* _What needs to be done_
Will you output all of the data below exactly, omitting the images?

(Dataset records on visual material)
****************

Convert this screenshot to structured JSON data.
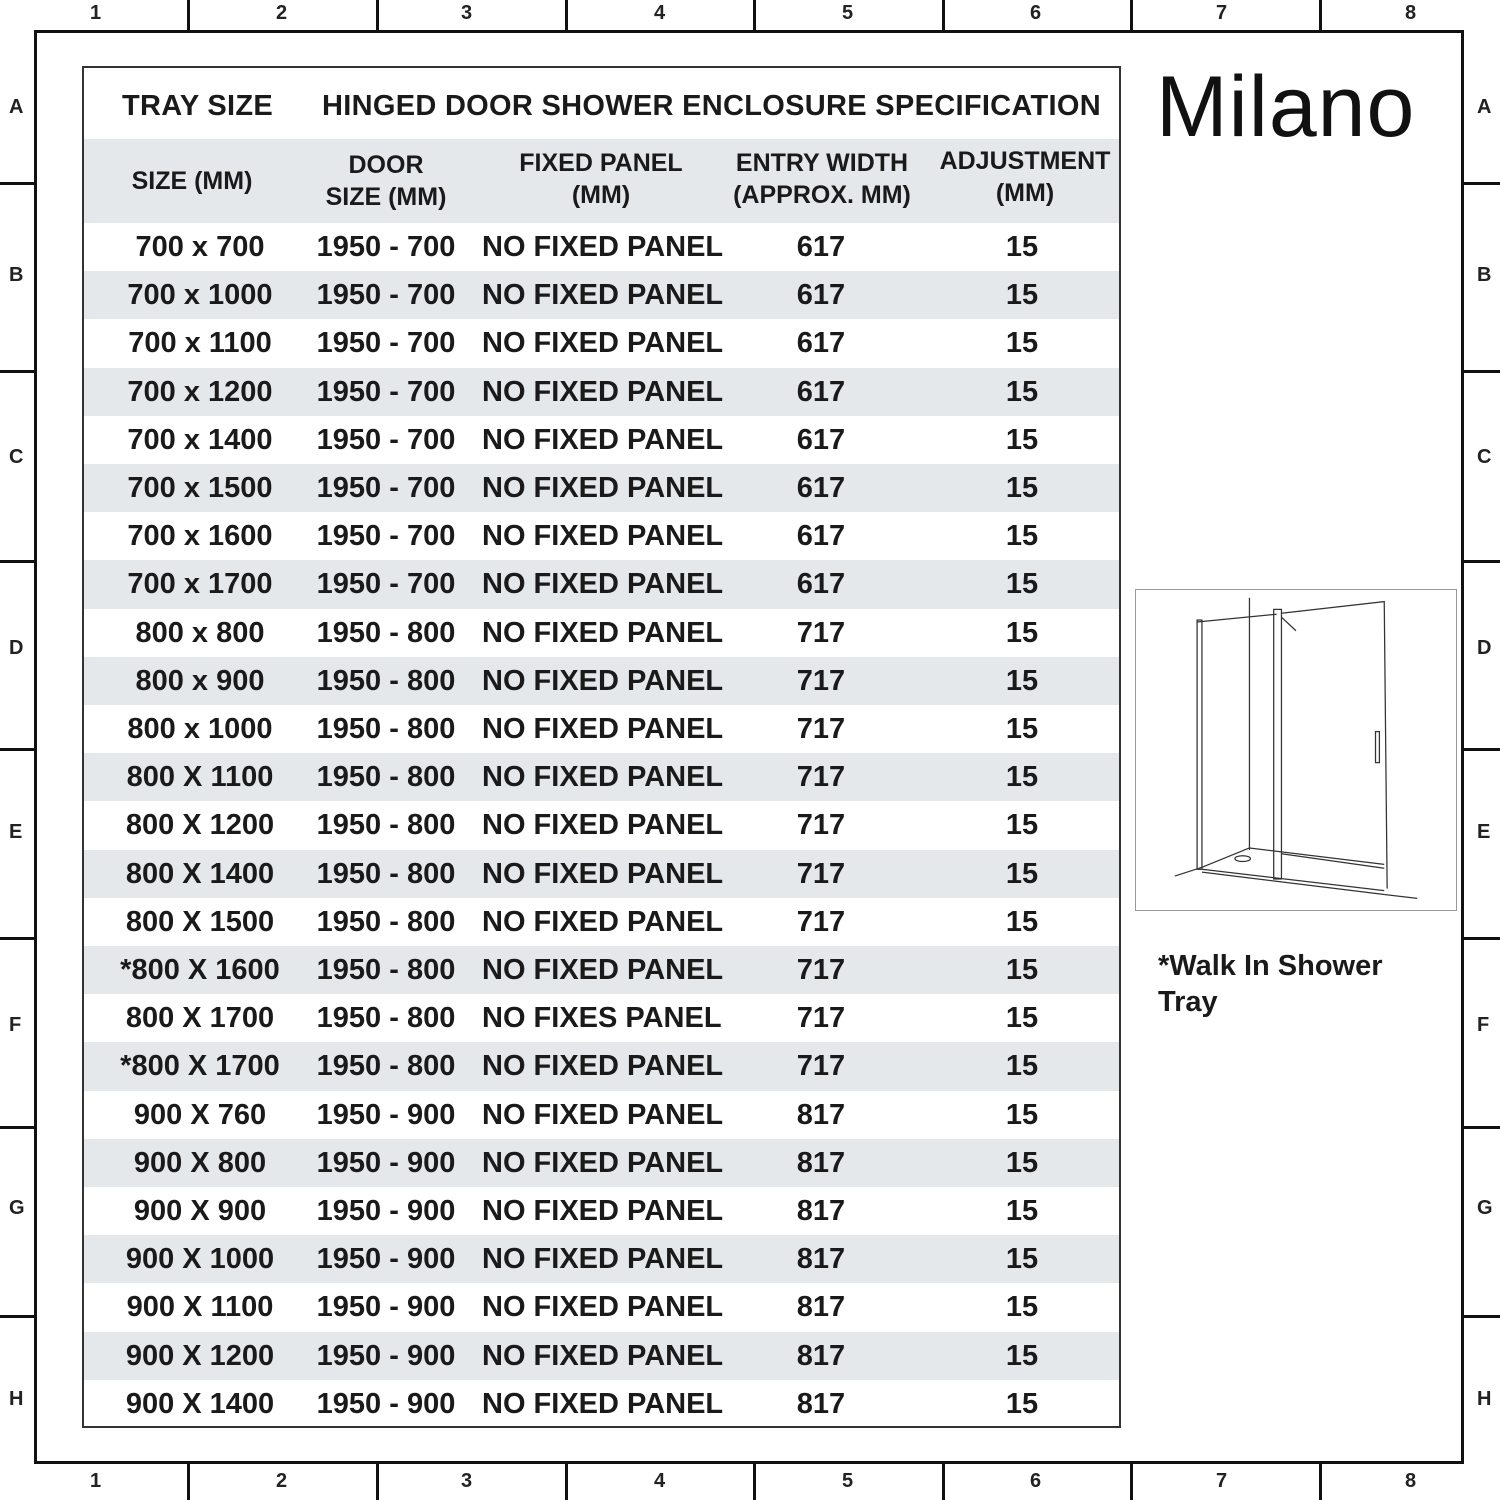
{
  "ruler": {
    "columns": [
      "1",
      "2",
      "3",
      "4",
      "5",
      "6",
      "7",
      "8"
    ],
    "rows": [
      "A",
      "B",
      "C",
      "D",
      "E",
      "F",
      "G",
      "H"
    ]
  },
  "brand": {
    "logo": "Milano"
  },
  "table": {
    "header_left": "TRAY SIZE",
    "header_title": "HINGED DOOR SHOWER ENCLOSURE SPECIFICATION",
    "columns": [
      {
        "line1": "SIZE (MM)",
        "line2": ""
      },
      {
        "line1": "DOOR",
        "line2": "SIZE (MM)"
      },
      {
        "line1": "FIXED PANEL",
        "line2": "(MM)"
      },
      {
        "line1": "ENTRY WIDTH",
        "line2": "(APPROX. MM)"
      },
      {
        "line1": "ADJUSTMENT",
        "line2": "(MM)"
      }
    ],
    "rows": [
      [
        "700 x 700",
        "1950 - 700",
        "NO FIXED PANEL",
        "617",
        "15"
      ],
      [
        "700 x 1000",
        "1950 - 700",
        "NO FIXED PANEL",
        "617",
        "15"
      ],
      [
        "700 x 1100",
        "1950 - 700",
        "NO FIXED PANEL",
        "617",
        "15"
      ],
      [
        "700 x 1200",
        "1950 - 700",
        "NO FIXED PANEL",
        "617",
        "15"
      ],
      [
        "700 x 1400",
        "1950 - 700",
        "NO FIXED PANEL",
        "617",
        "15"
      ],
      [
        "700 x 1500",
        "1950 - 700",
        "NO FIXED PANEL",
        "617",
        "15"
      ],
      [
        "700 x 1600",
        "1950 - 700",
        "NO FIXED PANEL",
        "617",
        "15"
      ],
      [
        "700 x 1700",
        "1950 - 700",
        "NO FIXED PANEL",
        "617",
        "15"
      ],
      [
        "800 x 800",
        "1950 - 800",
        "NO FIXED PANEL",
        "717",
        "15"
      ],
      [
        "800 x 900",
        "1950 - 800",
        "NO FIXED PANEL",
        "717",
        "15"
      ],
      [
        "800 x 1000",
        "1950 - 800",
        "NO FIXED PANEL",
        "717",
        "15"
      ],
      [
        "800 X 1100",
        "1950 - 800",
        "NO FIXED PANEL",
        "717",
        "15"
      ],
      [
        "800 X 1200",
        "1950 - 800",
        "NO FIXED PANEL",
        "717",
        "15"
      ],
      [
        "800 X 1400",
        "1950 - 800",
        "NO FIXED PANEL",
        "717",
        "15"
      ],
      [
        "800 X 1500",
        "1950 - 800",
        "NO FIXED PANEL",
        "717",
        "15"
      ],
      [
        "*800 X 1600",
        "1950 - 800",
        "NO FIXED PANEL",
        "717",
        "15"
      ],
      [
        "800 X 1700",
        "1950 - 800",
        "NO FIXES PANEL",
        "717",
        "15"
      ],
      [
        "*800 X 1700",
        "1950 - 800",
        "NO FIXED PANEL",
        "717",
        "15"
      ],
      [
        "900 X 760",
        "1950 - 900",
        "NO FIXED PANEL",
        "817",
        "15"
      ],
      [
        "900 X 800",
        "1950 - 900",
        "NO FIXED PANEL",
        "817",
        "15"
      ],
      [
        "900 X 900",
        "1950 - 900",
        "NO FIXED PANEL",
        "817",
        "15"
      ],
      [
        "900 X 1000",
        "1950 - 900",
        "NO FIXED PANEL",
        "817",
        "15"
      ],
      [
        "900 X 1100",
        "1950 - 900",
        "NO FIXED PANEL",
        "817",
        "15"
      ],
      [
        "900 X 1200",
        "1950 - 900",
        "NO FIXED PANEL",
        "817",
        "15"
      ],
      [
        "900 X 1400",
        "1950 - 900",
        "NO FIXED PANEL",
        "817",
        "15"
      ]
    ]
  },
  "note": "*Walk In Shower Tray",
  "colors": {
    "row_alt": "#e5e8eb",
    "border": "#111111"
  }
}
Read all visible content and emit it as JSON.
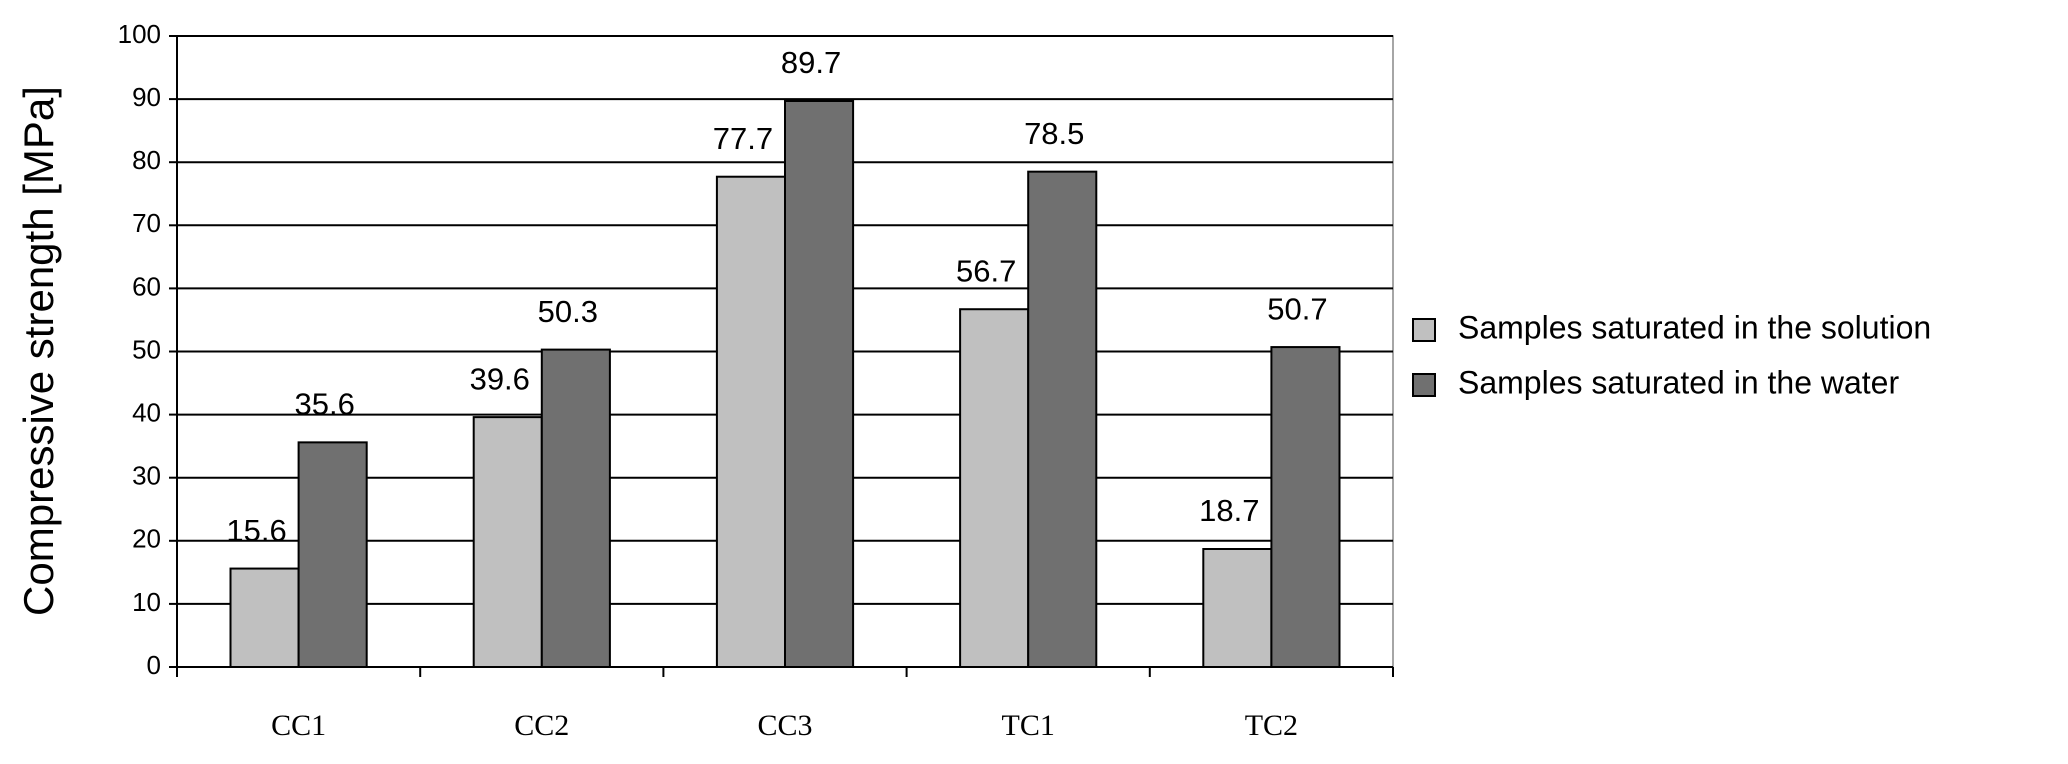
{
  "chart_data": {
    "type": "bar",
    "y_label": "Compressive strength [MPa]",
    "categories": [
      "CC1",
      "CC2",
      "CC3",
      "TC1",
      "TC2"
    ],
    "series": [
      {
        "name": "Samples saturated in the solution",
        "color": "#c0c0c0",
        "values": [
          15.6,
          39.6,
          77.7,
          56.7,
          18.7
        ]
      },
      {
        "name": "Samples saturated in the water",
        "color": "#707070",
        "values": [
          35.6,
          50.3,
          89.7,
          78.5,
          50.7
        ]
      }
    ],
    "ylim": [
      0,
      100
    ],
    "yticks": [
      0,
      10,
      20,
      30,
      40,
      50,
      60,
      70,
      80,
      90,
      100
    ],
    "grid": true
  }
}
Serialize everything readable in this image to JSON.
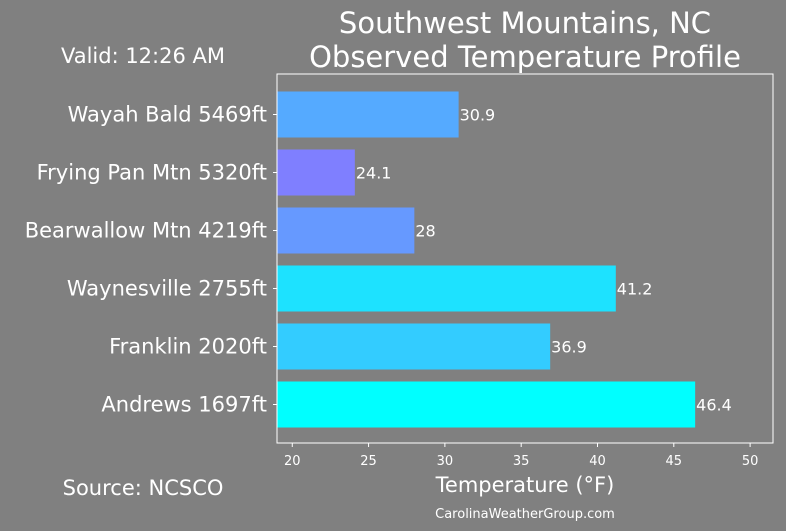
{
  "header": {
    "valid_time": "Valid: 12:26 AM",
    "source": "Source: NCSCO",
    "credit": "CarolinaWeatherGroup.com"
  },
  "chart_data": {
    "type": "bar",
    "orientation": "horizontal",
    "title_line1": "Southwest Mountains, NC",
    "title_line2": "Observed Temperature Profile",
    "xlabel": "Temperature (°F)",
    "ylabel": "",
    "xlim": [
      19,
      51.5
    ],
    "xticks": [
      20,
      25,
      30,
      35,
      40,
      45,
      50
    ],
    "grid": false,
    "categories": [
      "Wayah Bald 5469ft",
      "Frying Pan Mtn 5320ft",
      "Bearwallow Mtn 4219ft",
      "Waynesville 2755ft",
      "Franklin 2020ft",
      "Andrews 1697ft"
    ],
    "values": [
      30.9,
      24.1,
      28,
      41.2,
      36.9,
      46.4
    ],
    "value_labels": [
      "30.9",
      "24.1",
      "28",
      "41.2",
      "36.9",
      "46.4"
    ],
    "bar_colors": [
      "#55aaff",
      "#7f7fff",
      "#6699ff",
      "#1de2ff",
      "#33ccff",
      "#00ffff"
    ],
    "background_color": "#808080",
    "axes_edge_color": "#ffffff"
  }
}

****************

* _Result of the task_
Convert this screenshot to structured JSON data.
{
  "ruler": {
    "columns": [
      "1",
      "2",
      "3",
      "4",
      "5",
      "6",
      "7",
      "8"
    ],
    "rows": [
      "A",
      "B",
      "C",
      "D",
      "E",
      "F",
      "G",
      "H"
    ]
  },
  "brand": {
    "logo": "Milano"
  },
  "table": {
    "header_left": "TRAY SIZE",
    "header_title": "HINGED DOOR SHOWER ENCLOSURE SPECIFICATION",
    "columns": [
      {
        "line1": "SIZE (MM)",
        "line2": ""
      },
      {
        "line1": "DOOR",
        "line2": "SIZE (MM)"
      },
      {
        "line1": "FIXED PANEL",
        "line2": "(MM)"
      },
      {
        "line1": "ENTRY WIDTH",
        "line2": "(APPROX. MM)"
      },
      {
        "line1": "ADJUSTMENT",
        "line2": "(MM)"
      }
    ],
    "rows": [
      [
        "700 x 700",
        "1950 - 700",
        "NO FIXED PANEL",
        "617",
        "15"
      ],
      [
        "700 x 1000",
        "1950 - 700",
        "NO FIXED PANEL",
        "617",
        "15"
      ],
      [
        "700 x 1100",
        "1950 - 700",
        "NO FIXED PANEL",
        "617",
        "15"
      ],
      [
        "700 x 1200",
        "1950 - 700",
        "NO FIXED PANEL",
        "617",
        "15"
      ],
      [
        "700 x 1400",
        "1950 - 700",
        "NO FIXED PANEL",
        "617",
        "15"
      ],
      [
        "700 x 1500",
        "1950 - 700",
        "NO FIXED PANEL",
        "617",
        "15"
      ],
      [
        "700 x 1600",
        "1950 - 700",
        "NO FIXED PANEL",
        "617",
        "15"
      ],
      [
        "700 x 1700",
        "1950 - 700",
        "NO FIXED PANEL",
        "617",
        "15"
      ],
      [
        "800 x 800",
        "1950 - 800",
        "NO FIXED PANEL",
        "717",
        "15"
      ],
      [
        "800 x 900",
        "1950 - 800",
        "NO FIXED PANEL",
        "717",
        "15"
      ],
      [
        "800 x 1000",
        "1950 - 800",
        "NO FIXED PANEL",
        "717",
        "15"
      ],
      [
        "800 X 1100",
        "1950 - 800",
        "NO FIXED PANEL",
        "717",
        "15"
      ],
      [
        "800 X 1200",
        "1950 - 800",
        "NO FIXED PANEL",
        "717",
        "15"
      ],
      [
        "800 X 1400",
        "1950 - 800",
        "NO FIXED PANEL",
        "717",
        "15"
      ],
      [
        "800 X 1500",
        "1950 - 800",
        "NO FIXED PANEL",
        "717",
        "15"
      ],
      [
        "*800 X 1600",
        "1950 - 800",
        "NO FIXED PANEL",
        "717",
        "15"
      ],
      [
        "800 X 1700",
        "1950 - 800",
        "NO FIXES PANEL",
        "717",
        "15"
      ],
      [
        "*800 X 1700",
        "1950 - 800",
        "NO FIXED PANEL",
        "717",
        "15"
      ],
      [
        "900 X 760",
        "1950 - 900",
        "NO FIXED PANEL",
        "817",
        "15"
      ],
      [
        "900 X 800",
        "1950 - 900",
        "NO FIXED PANEL",
        "817",
        "15"
      ],
      [
        "900 X 900",
        "1950 - 900",
        "NO FIXED PANEL",
        "817",
        "15"
      ],
      [
        "900 X 1000",
        "1950 - 900",
        "NO FIXED PANEL",
        "817",
        "15"
      ],
      [
        "900 X 1100",
        "1950 - 900",
        "NO FIXED PANEL",
        "817",
        "15"
      ],
      [
        "900 X 1200",
        "1950 - 900",
        "NO FIXED PANEL",
        "817",
        "15"
      ],
      [
        "900 X 1400",
        "1950 - 900",
        "NO FIXED PANEL",
        "817",
        "15"
      ]
    ]
  },
  "note": "*Walk In Shower Tray",
  "colors": {
    "row_alt": "#e5e8eb",
    "border": "#111111"
  }
}
Read all visible content and emit it as JSON.
{
  "chart_data": {
    "type": "bar",
    "y_label": "Compressive strength [MPa]",
    "categories": [
      "CC1",
      "CC2",
      "CC3",
      "TC1",
      "TC2"
    ],
    "series": [
      {
        "name": "Samples saturated in the solution",
        "color": "#c0c0c0",
        "values": [
          15.6,
          39.6,
          77.7,
          56.7,
          18.7
        ]
      },
      {
        "name": "Samples saturated in the water",
        "color": "#707070",
        "values": [
          35.6,
          50.3,
          89.7,
          78.5,
          50.7
        ]
      }
    ],
    "ylim": [
      0,
      100
    ],
    "yticks": [
      0,
      10,
      20,
      30,
      40,
      50,
      60,
      70,
      80,
      90,
      100
    ],
    "grid": true
  }
}
Serialize everything readable in this image to JSON.
{
  "header": {
    "valid_time": "Valid: 12:26 AM",
    "source": "Source: NCSCO",
    "credit": "CarolinaWeatherGroup.com"
  },
  "chart_data": {
    "type": "bar",
    "orientation": "horizontal",
    "title_line1": "Southwest Mountains, NC",
    "title_line2": "Observed Temperature Profile",
    "xlabel": "Temperature (°F)",
    "ylabel": "",
    "xlim": [
      19,
      51.5
    ],
    "xticks": [
      20,
      25,
      30,
      35,
      40,
      45,
      50
    ],
    "grid": false,
    "categories": [
      "Wayah Bald 5469ft",
      "Frying Pan Mtn 5320ft",
      "Bearwallow Mtn 4219ft",
      "Waynesville 2755ft",
      "Franklin 2020ft",
      "Andrews 1697ft"
    ],
    "values": [
      30.9,
      24.1,
      28,
      41.2,
      36.9,
      46.4
    ],
    "value_labels": [
      "30.9",
      "24.1",
      "28",
      "41.2",
      "36.9",
      "46.4"
    ],
    "bar_colors": [
      "#55aaff",
      "#7f7fff",
      "#6699ff",
      "#1de2ff",
      "#33ccff",
      "#00ffff"
    ],
    "background_color": "#808080",
    "axes_edge_color": "#ffffff"
  }
}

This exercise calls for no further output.